*The request*
Some lines in the records below may hold the word "Subject"; give the number of those lines and nothing else.

"""

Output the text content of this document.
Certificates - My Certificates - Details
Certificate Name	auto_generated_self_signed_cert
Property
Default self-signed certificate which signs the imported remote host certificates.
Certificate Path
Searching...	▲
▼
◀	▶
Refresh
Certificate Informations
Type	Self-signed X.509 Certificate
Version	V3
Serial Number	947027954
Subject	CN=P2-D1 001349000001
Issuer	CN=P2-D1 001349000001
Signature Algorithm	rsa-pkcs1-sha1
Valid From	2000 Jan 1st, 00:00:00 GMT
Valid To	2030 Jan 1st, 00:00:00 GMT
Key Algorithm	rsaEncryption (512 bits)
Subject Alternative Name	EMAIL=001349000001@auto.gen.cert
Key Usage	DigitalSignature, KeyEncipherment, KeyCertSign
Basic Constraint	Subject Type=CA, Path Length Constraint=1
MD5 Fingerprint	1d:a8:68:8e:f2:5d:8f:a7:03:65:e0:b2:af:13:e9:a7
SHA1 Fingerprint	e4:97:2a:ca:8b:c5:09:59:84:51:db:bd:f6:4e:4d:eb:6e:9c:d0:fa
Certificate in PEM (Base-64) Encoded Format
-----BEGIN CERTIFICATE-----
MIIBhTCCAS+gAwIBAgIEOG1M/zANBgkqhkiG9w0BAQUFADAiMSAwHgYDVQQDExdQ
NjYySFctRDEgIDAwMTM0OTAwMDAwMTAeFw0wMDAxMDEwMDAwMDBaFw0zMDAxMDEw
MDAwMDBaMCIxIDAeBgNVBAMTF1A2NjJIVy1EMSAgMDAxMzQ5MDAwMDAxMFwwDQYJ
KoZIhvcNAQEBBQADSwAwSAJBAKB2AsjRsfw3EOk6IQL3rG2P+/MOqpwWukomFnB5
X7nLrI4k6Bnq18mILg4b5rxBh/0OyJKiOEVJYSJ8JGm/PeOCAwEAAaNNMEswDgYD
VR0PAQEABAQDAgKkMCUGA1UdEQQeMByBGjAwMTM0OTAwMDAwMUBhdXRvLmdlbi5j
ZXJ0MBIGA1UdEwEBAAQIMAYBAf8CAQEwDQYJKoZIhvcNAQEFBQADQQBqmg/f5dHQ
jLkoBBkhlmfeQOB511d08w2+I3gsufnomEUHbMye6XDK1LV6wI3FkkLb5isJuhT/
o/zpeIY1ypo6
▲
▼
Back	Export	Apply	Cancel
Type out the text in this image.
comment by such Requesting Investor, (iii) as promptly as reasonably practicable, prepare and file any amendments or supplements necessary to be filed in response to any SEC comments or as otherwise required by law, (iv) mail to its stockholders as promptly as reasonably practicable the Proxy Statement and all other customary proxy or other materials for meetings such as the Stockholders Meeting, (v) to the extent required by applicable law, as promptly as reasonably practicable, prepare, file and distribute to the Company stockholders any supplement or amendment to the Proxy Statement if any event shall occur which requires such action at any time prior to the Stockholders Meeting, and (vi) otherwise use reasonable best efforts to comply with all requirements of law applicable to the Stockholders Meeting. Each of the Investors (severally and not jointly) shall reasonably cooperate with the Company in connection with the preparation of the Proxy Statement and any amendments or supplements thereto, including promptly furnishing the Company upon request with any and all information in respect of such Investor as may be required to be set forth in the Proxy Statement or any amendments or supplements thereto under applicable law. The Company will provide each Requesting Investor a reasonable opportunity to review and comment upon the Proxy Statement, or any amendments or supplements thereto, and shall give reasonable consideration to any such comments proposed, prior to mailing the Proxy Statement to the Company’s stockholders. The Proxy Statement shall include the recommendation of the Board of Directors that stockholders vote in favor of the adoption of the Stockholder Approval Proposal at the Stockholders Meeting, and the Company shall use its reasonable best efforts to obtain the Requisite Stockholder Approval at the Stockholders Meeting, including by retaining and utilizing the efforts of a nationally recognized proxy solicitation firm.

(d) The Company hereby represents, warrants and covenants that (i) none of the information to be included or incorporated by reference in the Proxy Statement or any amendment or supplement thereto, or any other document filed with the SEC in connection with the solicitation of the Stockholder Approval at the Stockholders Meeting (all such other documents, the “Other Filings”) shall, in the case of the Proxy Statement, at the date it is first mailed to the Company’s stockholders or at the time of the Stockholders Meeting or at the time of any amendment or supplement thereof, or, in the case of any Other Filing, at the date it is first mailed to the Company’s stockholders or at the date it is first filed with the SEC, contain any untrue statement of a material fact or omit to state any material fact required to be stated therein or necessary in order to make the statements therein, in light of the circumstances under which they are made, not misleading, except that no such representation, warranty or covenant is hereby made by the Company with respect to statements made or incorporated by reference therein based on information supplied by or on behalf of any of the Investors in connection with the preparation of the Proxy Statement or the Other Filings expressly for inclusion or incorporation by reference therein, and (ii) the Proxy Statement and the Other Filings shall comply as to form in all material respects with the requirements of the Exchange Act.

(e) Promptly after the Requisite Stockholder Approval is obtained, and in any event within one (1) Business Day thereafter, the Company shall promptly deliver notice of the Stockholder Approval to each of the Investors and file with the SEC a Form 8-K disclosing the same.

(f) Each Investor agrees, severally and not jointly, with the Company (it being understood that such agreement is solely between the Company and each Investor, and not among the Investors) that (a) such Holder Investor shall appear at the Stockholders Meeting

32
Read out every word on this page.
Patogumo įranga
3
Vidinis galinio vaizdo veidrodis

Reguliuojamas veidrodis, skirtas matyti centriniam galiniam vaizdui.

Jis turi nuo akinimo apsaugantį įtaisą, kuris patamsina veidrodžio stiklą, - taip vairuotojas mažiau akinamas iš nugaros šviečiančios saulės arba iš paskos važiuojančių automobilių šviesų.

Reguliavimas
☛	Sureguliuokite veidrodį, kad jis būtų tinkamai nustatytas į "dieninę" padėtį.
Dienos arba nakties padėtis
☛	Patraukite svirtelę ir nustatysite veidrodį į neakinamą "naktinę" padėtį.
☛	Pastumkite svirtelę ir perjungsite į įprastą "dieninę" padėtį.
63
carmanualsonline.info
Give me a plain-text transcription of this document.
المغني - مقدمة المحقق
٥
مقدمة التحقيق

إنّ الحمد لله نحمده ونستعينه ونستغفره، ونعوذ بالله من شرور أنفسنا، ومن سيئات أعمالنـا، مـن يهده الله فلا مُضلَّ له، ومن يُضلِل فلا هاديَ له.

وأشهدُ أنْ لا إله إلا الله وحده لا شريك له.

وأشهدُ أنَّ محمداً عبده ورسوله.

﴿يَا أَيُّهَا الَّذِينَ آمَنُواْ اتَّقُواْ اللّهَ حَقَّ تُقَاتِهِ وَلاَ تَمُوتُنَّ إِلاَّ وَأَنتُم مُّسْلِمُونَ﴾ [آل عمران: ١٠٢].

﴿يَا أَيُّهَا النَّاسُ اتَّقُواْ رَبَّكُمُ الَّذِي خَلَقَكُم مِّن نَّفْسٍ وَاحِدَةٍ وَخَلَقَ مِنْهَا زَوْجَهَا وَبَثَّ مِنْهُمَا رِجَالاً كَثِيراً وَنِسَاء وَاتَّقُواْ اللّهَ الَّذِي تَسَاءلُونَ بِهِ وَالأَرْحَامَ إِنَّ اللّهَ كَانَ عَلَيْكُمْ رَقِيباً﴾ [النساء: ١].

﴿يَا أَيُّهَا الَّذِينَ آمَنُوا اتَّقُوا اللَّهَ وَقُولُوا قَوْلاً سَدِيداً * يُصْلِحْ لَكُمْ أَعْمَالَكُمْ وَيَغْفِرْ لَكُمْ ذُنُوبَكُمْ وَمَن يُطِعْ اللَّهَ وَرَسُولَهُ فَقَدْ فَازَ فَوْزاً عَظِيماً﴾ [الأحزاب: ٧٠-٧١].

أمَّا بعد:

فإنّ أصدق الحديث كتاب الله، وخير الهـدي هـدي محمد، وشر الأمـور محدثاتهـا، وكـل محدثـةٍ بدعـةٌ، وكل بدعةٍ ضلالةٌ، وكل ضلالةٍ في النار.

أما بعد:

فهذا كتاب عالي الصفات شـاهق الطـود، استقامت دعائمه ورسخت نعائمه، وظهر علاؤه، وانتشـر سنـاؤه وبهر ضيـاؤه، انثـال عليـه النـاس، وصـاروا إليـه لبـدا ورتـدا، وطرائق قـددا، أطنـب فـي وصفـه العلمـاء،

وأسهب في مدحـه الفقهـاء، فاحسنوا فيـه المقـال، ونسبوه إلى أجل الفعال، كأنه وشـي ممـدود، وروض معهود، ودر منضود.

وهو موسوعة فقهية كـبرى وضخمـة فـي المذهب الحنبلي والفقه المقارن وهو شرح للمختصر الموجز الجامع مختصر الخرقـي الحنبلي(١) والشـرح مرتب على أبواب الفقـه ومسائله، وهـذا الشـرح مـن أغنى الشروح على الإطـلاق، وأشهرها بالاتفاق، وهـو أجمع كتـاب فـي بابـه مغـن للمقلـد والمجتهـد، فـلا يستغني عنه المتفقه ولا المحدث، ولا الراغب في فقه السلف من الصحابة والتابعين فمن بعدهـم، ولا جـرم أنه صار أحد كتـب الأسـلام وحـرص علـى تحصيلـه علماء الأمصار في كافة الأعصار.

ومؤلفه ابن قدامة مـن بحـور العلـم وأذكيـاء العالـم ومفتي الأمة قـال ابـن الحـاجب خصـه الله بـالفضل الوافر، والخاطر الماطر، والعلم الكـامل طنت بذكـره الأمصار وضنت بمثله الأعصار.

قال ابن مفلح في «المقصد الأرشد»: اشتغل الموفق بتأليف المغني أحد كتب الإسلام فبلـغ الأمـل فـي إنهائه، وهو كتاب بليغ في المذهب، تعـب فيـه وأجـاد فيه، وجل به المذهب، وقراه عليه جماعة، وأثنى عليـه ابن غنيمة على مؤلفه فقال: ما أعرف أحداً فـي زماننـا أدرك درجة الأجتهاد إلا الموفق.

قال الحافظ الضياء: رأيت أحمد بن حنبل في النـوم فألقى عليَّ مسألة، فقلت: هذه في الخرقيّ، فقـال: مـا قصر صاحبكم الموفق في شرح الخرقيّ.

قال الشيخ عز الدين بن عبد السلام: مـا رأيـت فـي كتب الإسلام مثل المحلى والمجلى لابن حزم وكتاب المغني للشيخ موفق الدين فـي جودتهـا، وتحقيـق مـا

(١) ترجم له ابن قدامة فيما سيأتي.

"""

*Complete response*
3